◆ Your goal
Check each line of the material below for "甘于奉献". Report how many have it, with no other words.
-- start of Supplied records --
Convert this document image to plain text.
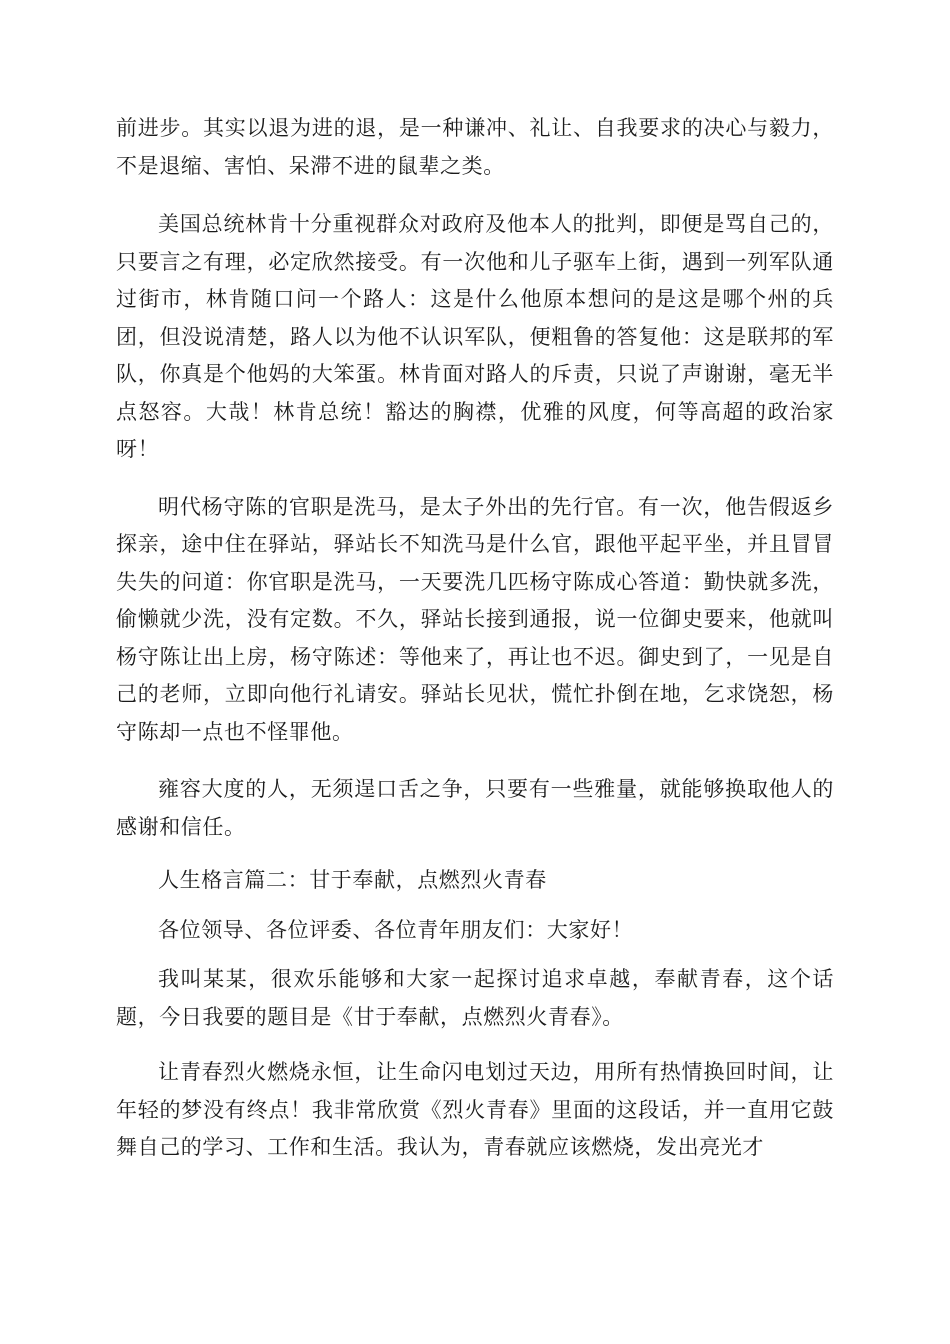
前进步。其实以退为进的退，是一种谦冲、礼让、自我要求的决心与毅力，不是退缩、害怕、呆滞不进的鼠辈之类。

美国总统林肯十分重视群众对政府及他本人的批判，即便是骂自己的，只要言之有理，必定欣然接受。有一次他和儿子驱车上街，遇到一列军队通过街市，林肯随口问一个路人：这是什么他原本想问的是这是哪个州的兵团，但没说清楚，路人以为他不认识军队，便粗鲁的答复他：这是联邦的军队，你真是个他妈的大笨蛋。林肯面对路人的斥责，只说了声谢谢，毫无半点怒容。大哉！林肯总统！豁达的胸襟，优雅的风度，何等高超的政治家呀！

明代杨守陈的官职是洗马，是太子外出的先行官。有一次，他告假返乡探亲，途中住在驿站，驿站长不知洗马是什么官，跟他平起平坐，并且冒冒失失的问道：你官职是洗马，一天要洗几匹杨守陈成心答道：勤快就多洗，偷懒就少洗，没有定数。不久，驿站长接到通报，说一位御史要来，他就叫杨守陈让出上房，杨守陈述：等他来了，再让也不迟。御史到了，一见是自己的老师，立即向他行礼请安。驿站长见状，慌忙扑倒在地，乞求饶恕，杨守陈却一点也不怪罪他。

雍容大度的人，无须逞口舌之争，只要有一些雅量，就能够换取他人的感谢和信任。

人生格言篇二：甘于奉献，点燃烈火青春

各位领导、各位评委、各位青年朋友们：大家好！

我叫某某，很欢乐能够和大家一起探讨追求卓越，奉献青春，这个话题，今日我要的题目是《甘于奉献，点燃烈火青春》。

让青春烈火燃烧永恒，让生命闪电划过天边，用所有热情换回时间，让年轻的梦没有终点！我非常欣赏《烈火青春》里面的这段话，并一直用它鼓舞自己的学习、工作和生活。我认为，青春就应该燃烧，发出亮光才
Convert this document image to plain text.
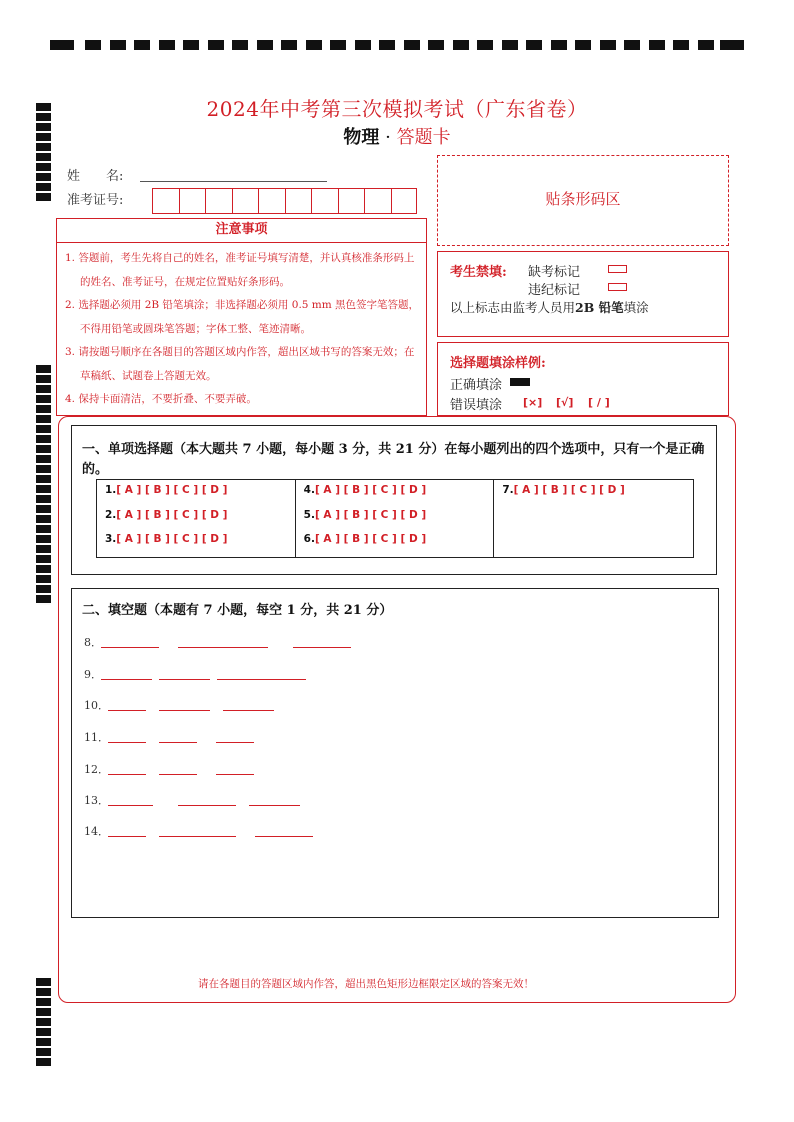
2024年中考第三次模拟考试（广东省卷）
物理 · 答题卡
姓　　名:
准考证号:
注意事项
1. 答题前，考生先将自己的姓名，准考证号填写清楚，并认真核准条形码上的姓名、准考证号，在规定位置贴好条形码。
2. 选择题必须用 2B 铅笔填涂；非选择题必须用 0.5 mm 黑色签字笔答题，不得用铅笔或圆珠笔答题；字体工整、笔迹清晰。
3. 请按题号顺序在各题目的答题区域内作答，超出区域书写的答案无效；在草稿纸、试题卷上答题无效。
4. 保持卡面清洁，不要折叠、不要弄破。
贴条形码区
考生禁填: 缺考标记
违纪标记
以上标志由监考人员用2B 铅笔填涂
选择题填涂样例:
正确填涂
错误填涂 [×] [√] [ / ]
一、单项选择题（本大题共 7 小题，每小题 3 分，共 21 分）在每小题列出的四个选项中，只有一个是正确的。
1.[ A ] [ B ] [ C ] [ D ]
2.[ A ] [ B ] [ C ] [ D ]
3.[ A ] [ B ] [ C ] [ D ]
4.[ A ] [ B ] [ C ] [ D ]
5.[ A ] [ B ] [ C ] [ D ]
6.[ A ] [ B ] [ C ] [ D ]
7.[ A ] [ B ] [ C ] [ D ]
二、填空题（本题有 7 小题，每空 1 分，共 21 分）
8．
9．
10．
11．
12．
13．
14．
请在各题目的答题区域内作答，超出黑色矩形边框限定区域的答案无效！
-- end of Supplied records --
◆ Finished task
2